# Aim:
Write out all of the entries that follow, word for word, but skip the pictures.

----------

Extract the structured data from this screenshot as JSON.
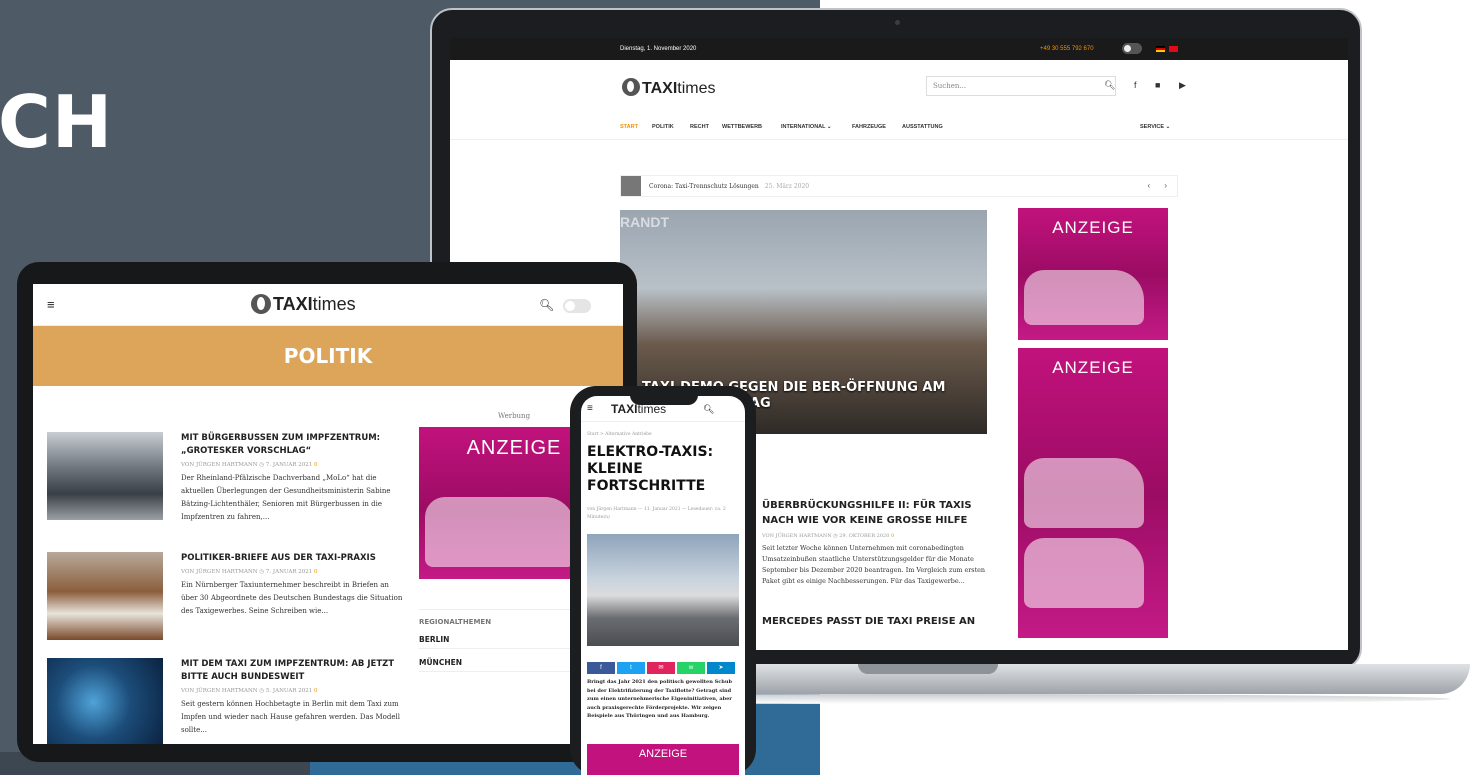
{
  "hero_headline": "CH",
  "laptop": {
    "topbar": {
      "date": "Dienstag, 1. November 2020",
      "phone": "+49 30 555 792 670"
    },
    "logo": {
      "strong": "TAXI",
      "rest": "times"
    },
    "search_placeholder": "Suchen...",
    "social_icons": "f ■ ▶",
    "nav": [
      {
        "label": "START",
        "active": true
      },
      {
        "label": "POLITIK"
      },
      {
        "label": "RECHT"
      },
      {
        "label": "WETTBEWERB"
      },
      {
        "label": "INTERNATIONAL ⌄"
      },
      {
        "label": "FAHRZEUGE"
      },
      {
        "label": "AUSSTATTUNG"
      },
      {
        "label": "SERVICE ⌄"
      }
    ],
    "ticker": {
      "text": "Corona: Taxi-Trennschutz Lösungen",
      "date": "25. März 2020"
    },
    "hero": {
      "label": "RANDT",
      "title": "TAXI-DEMO GEGEN DIE BER-ÖFFNUNG AM ERÖFFNUNGSTAG"
    },
    "ads": [
      "ANZEIGE",
      "ANZEIGE"
    ],
    "article1": {
      "title": "ÜBERBRÜCKUNGSHILFE II: FÜR TAXIS NACH WIE VOR KEINE GROSSE HILFE",
      "meta": "VON JÜRGEN HARTMANN  ◷ 29. OKTOBER 2020",
      "comments": "0",
      "excerpt": "Seit letzter Woche können Unternehmen mit coronabedingten Umsatzeinbußen staatliche Unterstützungsgelder für die Monate September bis Dezember 2020 beantragen. Im Vergleich zum ersten Paket gibt es einige Nachbesserungen. Für das Taxigewerbe..."
    },
    "article2": {
      "title": "MERCEDES PASST DIE TAXI PREISE AN"
    }
  },
  "tablet": {
    "logo": {
      "strong": "TAXI",
      "rest": "times"
    },
    "banner": "POLITIK",
    "items": [
      {
        "title": "MIT BÜRGERBUSSEN ZUM IMPFZENTRUM: „GROTESKER VORSCHLAG“",
        "meta": "VON JÜRGEN HARTMANN  ◷ 7. JANUAR 2021",
        "comments": "0",
        "excerpt": "Der Rheinland-Pfälzische Dachverband „MoLo“ hat die aktuellen Überlegungen der Gesundheitsministerin Sabine Bätzing-Lichtenthäler, Senioren mit Bürgerbussen in die Impfzentren zu fahren,..."
      },
      {
        "title": "POLITIKER-BRIEFE AUS DER TAXI-PRAXIS",
        "meta": "VON JÜRGEN HARTMANN  ◷ 7. JANUAR 2021",
        "comments": "0",
        "excerpt": "Ein Nürnberger Taxiunternehmer beschreibt in Briefen an über 30 Abgeordnete des Deutschen Bundestags die Situation des Taxigewerbes. Seine Schreiben wie..."
      },
      {
        "title": "MIT DEM TAXI ZUM IMPFZENTRUM: AB JETZT BITTE AUCH BUNDESWEIT",
        "meta": "VON JÜRGEN HARTMANN  ◷ 5. JANUAR 2021",
        "comments": "0",
        "excerpt": "Seit gestern können Hochbetagte in Berlin mit dem Taxi zum Impfen und wieder nach Hause gefahren werden. Das Modell sollte..."
      }
    ],
    "sidebar": {
      "werbung": "Werbung",
      "ad": "ANZEIGE",
      "regional": "REGIONALTHEMEN",
      "cities": [
        "BERLIN",
        "MÜNCHEN"
      ]
    }
  },
  "phone": {
    "logo": {
      "strong": "TAXI",
      "rest": "times"
    },
    "crumb": "Start > Alternative Antriebe",
    "title": "ELEKTRO-TAXIS: KLEINE FORTSCHRITTE",
    "meta": "von Jürgen Hartmann  —  11. Januar 2021  —  Lesedauer: ca. 2 Minute(n)",
    "share_colors": [
      "#3b5998",
      "#1da1f2",
      "#e0245e",
      "#25d366",
      "#0088cc"
    ],
    "body": "Bringt das Jahr 2021 den politisch gewollten Schub bei der Elektrifizierung der Taxiflotte? Getragt sind zum einen unternehmerische Eigeninitiativen, aber auch praxisgerechte Förderprojekte. Wir zeigen Beispiele aus Thüringen und aus Hamburg.",
    "ad": "ANZEIGE"
  }
}
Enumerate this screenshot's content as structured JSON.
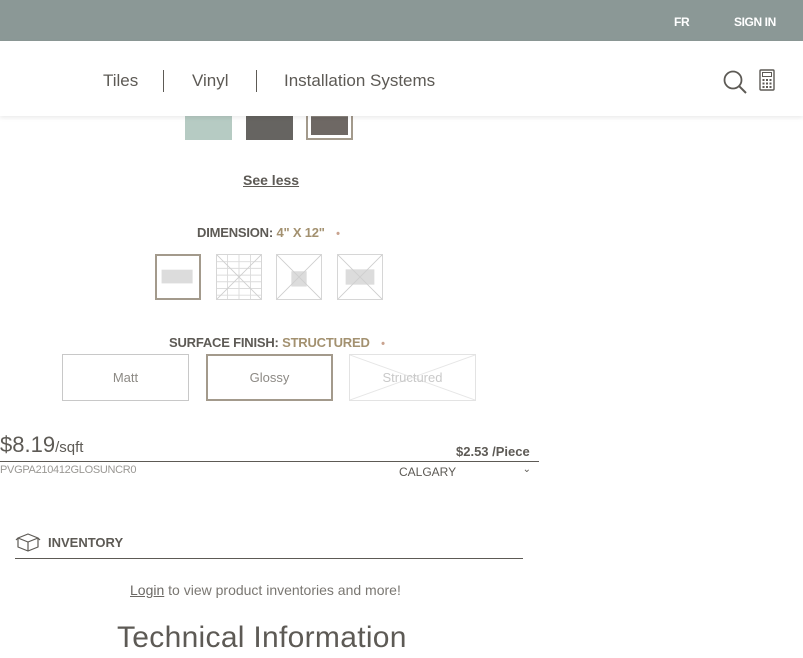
{
  "topbar": {
    "language": "FR",
    "sign_in": "SIGN IN"
  },
  "nav": {
    "items": [
      "Tiles",
      "Vinyl",
      "Installation Systems"
    ],
    "icons": [
      "search-icon",
      "calculator-icon"
    ]
  },
  "colors": {
    "swatches": [
      "#b6cbc3",
      "#666461",
      "#6e6864"
    ],
    "selected_index": 2,
    "see_less": "See less"
  },
  "dimension": {
    "label": "DIMENSION:",
    "value": "4\" X 12\"",
    "required_dot": "•",
    "selected_index": 0
  },
  "surface_finish": {
    "label": "SURFACE FINISH:",
    "value": "STRUCTURED",
    "required_dot": "•",
    "options": [
      "Matt",
      "Glossy",
      "Structured"
    ],
    "selected_index": 1,
    "unavailable_index": 2
  },
  "pricing": {
    "price": "$8.19",
    "unit": "/sqft",
    "piece_price": "$2.53 /Piece",
    "sku": "PVGPA210412GLOSUNCR0",
    "location": "CALGARY"
  },
  "inventory": {
    "label": "INVENTORY",
    "login_link": "Login",
    "login_text": " to view product inventories and more!"
  },
  "technical": {
    "title": "Technical Information"
  }
}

----------

# Reply to the exercise:
Extract the structured data from this screenshot as JSON.
{
  "hero_headline": "CH",
  "laptop": {
    "topbar": {
      "date": "Dienstag, 1. November 2020",
      "phone": "+49 30 555 792 670"
    },
    "logo": {
      "strong": "TAXI",
      "rest": "times"
    },
    "search_placeholder": "Suchen...",
    "social_icons": "f ■ ▶",
    "nav": [
      {
        "label": "START",
        "active": true
      },
      {
        "label": "POLITIK"
      },
      {
        "label": "RECHT"
      },
      {
        "label": "WETTBEWERB"
      },
      {
        "label": "INTERNATIONAL ⌄"
      },
      {
        "label": "FAHRZEUGE"
      },
      {
        "label": "AUSSTATTUNG"
      },
      {
        "label": "SERVICE ⌄"
      }
    ],
    "ticker": {
      "text": "Corona: Taxi-Trennschutz Lösungen",
      "date": "25. März 2020"
    },
    "hero": {
      "label": "RANDT",
      "title": "TAXI-DEMO GEGEN DIE BER-ÖFFNUNG AM ERÖFFNUNGSTAG"
    },
    "ads": [
      "ANZEIGE",
      "ANZEIGE"
    ],
    "article1": {
      "title": "ÜBERBRÜCKUNGSHILFE II: FÜR TAXIS NACH WIE VOR KEINE GROSSE HILFE",
      "meta": "VON JÜRGEN HARTMANN  ◷ 29. OKTOBER 2020",
      "comments": "0",
      "excerpt": "Seit letzter Woche können Unternehmen mit coronabedingten Umsatzeinbußen staatliche Unterstützungsgelder für die Monate September bis Dezember 2020 beantragen. Im Vergleich zum ersten Paket gibt es einige Nachbesserungen. Für das Taxigewerbe..."
    },
    "article2": {
      "title": "MERCEDES PASST DIE TAXI PREISE AN"
    }
  },
  "tablet": {
    "logo": {
      "strong": "TAXI",
      "rest": "times"
    },
    "banner": "POLITIK",
    "items": [
      {
        "title": "MIT BÜRGERBUSSEN ZUM IMPFZENTRUM: „GROTESKER VORSCHLAG“",
        "meta": "VON JÜRGEN HARTMANN  ◷ 7. JANUAR 2021",
        "comments": "0",
        "excerpt": "Der Rheinland-Pfälzische Dachverband „MoLo“ hat die aktuellen Überlegungen der Gesundheitsministerin Sabine Bätzing-Lichtenthäler, Senioren mit Bürgerbussen in die Impfzentren zu fahren,..."
      },
      {
        "title": "POLITIKER-BRIEFE AUS DER TAXI-PRAXIS",
        "meta": "VON JÜRGEN HARTMANN  ◷ 7. JANUAR 2021",
        "comments": "0",
        "excerpt": "Ein Nürnberger Taxiunternehmer beschreibt in Briefen an über 30 Abgeordnete des Deutschen Bundestags die Situation des Taxigewerbes. Seine Schreiben wie..."
      },
      {
        "title": "MIT DEM TAXI ZUM IMPFZENTRUM: AB JETZT BITTE AUCH BUNDESWEIT",
        "meta": "VON JÜRGEN HARTMANN  ◷ 5. JANUAR 2021",
        "comments": "0",
        "excerpt": "Seit gestern können Hochbetagte in Berlin mit dem Taxi zum Impfen und wieder nach Hause gefahren werden. Das Modell sollte..."
      }
    ],
    "sidebar": {
      "werbung": "Werbung",
      "ad": "ANZEIGE",
      "regional": "REGIONALTHEMEN",
      "cities": [
        "BERLIN",
        "MÜNCHEN"
      ]
    }
  },
  "phone": {
    "logo": {
      "strong": "TAXI",
      "rest": "times"
    },
    "crumb": "Start > Alternative Antriebe",
    "title": "ELEKTRO-TAXIS: KLEINE FORTSCHRITTE",
    "meta": "von Jürgen Hartmann  —  11. Januar 2021  —  Lesedauer: ca. 2 Minute(n)",
    "share_colors": [
      "#3b5998",
      "#1da1f2",
      "#e0245e",
      "#25d366",
      "#0088cc"
    ],
    "body": "Bringt das Jahr 2021 den politisch gewollten Schub bei der Elektrifizierung der Taxiflotte? Getragt sind zum einen unternehmerische Eigeninitiativen, aber auch praxisgerechte Förderprojekte. Wir zeigen Beispiele aus Thüringen und aus Hamburg.",
    "ad": "ANZEIGE"
  }
}
Enumerate this screenshot's content as structured JSON.
{
  "topbar": {
    "language": "FR",
    "sign_in": "SIGN IN"
  },
  "nav": {
    "items": [
      "Tiles",
      "Vinyl",
      "Installation Systems"
    ],
    "icons": [
      "search-icon",
      "calculator-icon"
    ]
  },
  "colors": {
    "swatches": [
      "#b6cbc3",
      "#666461",
      "#6e6864"
    ],
    "selected_index": 2,
    "see_less": "See less"
  },
  "dimension": {
    "label": "DIMENSION:",
    "value": "4\" X 12\"",
    "required_dot": "•",
    "selected_index": 0
  },
  "surface_finish": {
    "label": "SURFACE FINISH:",
    "value": "STRUCTURED",
    "required_dot": "•",
    "options": [
      "Matt",
      "Glossy",
      "Structured"
    ],
    "selected_index": 1,
    "unavailable_index": 2
  },
  "pricing": {
    "price": "$8.19",
    "unit": "/sqft",
    "piece_price": "$2.53 /Piece",
    "sku": "PVGPA210412GLOSUNCR0",
    "location": "CALGARY"
  },
  "inventory": {
    "label": "INVENTORY",
    "login_link": "Login",
    "login_text": " to view product inventories and more!"
  },
  "technical": {
    "title": "Technical Information"
  }
}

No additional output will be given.